Copy out, from the entries below, each line holding the string "name".

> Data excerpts
################
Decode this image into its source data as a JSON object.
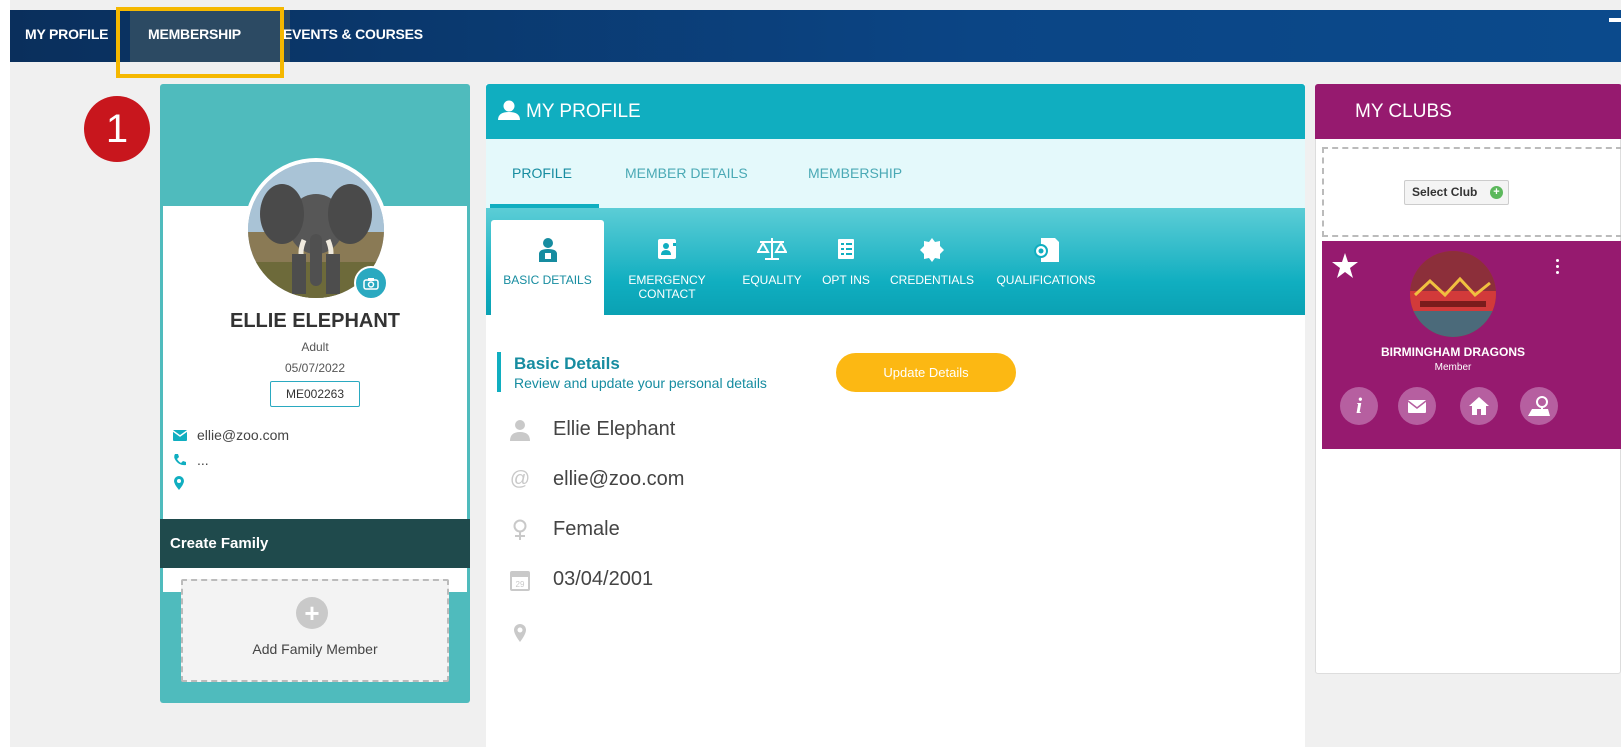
{
  "topnav": {
    "items": [
      "MY PROFILE",
      "MEMBERSHIP",
      "EVENTS & COURSES"
    ],
    "active": "MEMBERSHIP"
  },
  "annotation": {
    "step": "1"
  },
  "profile_card": {
    "name": "ELLIE ELEPHANT",
    "type": "Adult",
    "date": "05/07/2022",
    "member_id": "ME002263",
    "email": "ellie@zoo.com",
    "phone": "...",
    "location": "",
    "create_family": "Create Family",
    "add_family_member": "Add Family Member"
  },
  "my_profile": {
    "title": "MY PROFILE",
    "subtabs": [
      "PROFILE",
      "MEMBER DETAILS",
      "MEMBERSHIP"
    ],
    "icon_tabs": [
      {
        "label": "BASIC DETAILS",
        "icon": "person-badge-icon"
      },
      {
        "label": "EMERGENCY CONTACT",
        "icon": "contact-card-icon"
      },
      {
        "label": "EQUALITY",
        "icon": "scales-icon"
      },
      {
        "label": "OPT INS",
        "icon": "checklist-icon"
      },
      {
        "label": "CREDENTIALS",
        "icon": "seal-icon"
      },
      {
        "label": "QUALIFICATIONS",
        "icon": "certificate-icon"
      }
    ],
    "section_title": "Basic Details",
    "section_subtitle": "Review and update your personal details",
    "update_button": "Update Details",
    "details": {
      "name": "Ellie Elephant",
      "email": "ellie@zoo.com",
      "gender": "Female",
      "dob": "03/04/2001",
      "address": ""
    }
  },
  "my_clubs": {
    "title": "MY CLUBS",
    "select_club": "Select Club",
    "club": {
      "name": "BIRMINGHAM DRAGONS",
      "role": "Member"
    }
  },
  "colors": {
    "nav": "#0b4585",
    "teal": "#10aec0",
    "left_card": "#4fbbbd",
    "clubs": "#961a6f",
    "update": "#fcb813",
    "highlight": "#f5b800",
    "step_badge": "#c8161d"
  }
}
################
> Reply to the exercise
    "name": "ELLIE ELEPHANT",
      "name": "Ellie Elephant",
      "name": "BIRMINGHAM DRAGONS",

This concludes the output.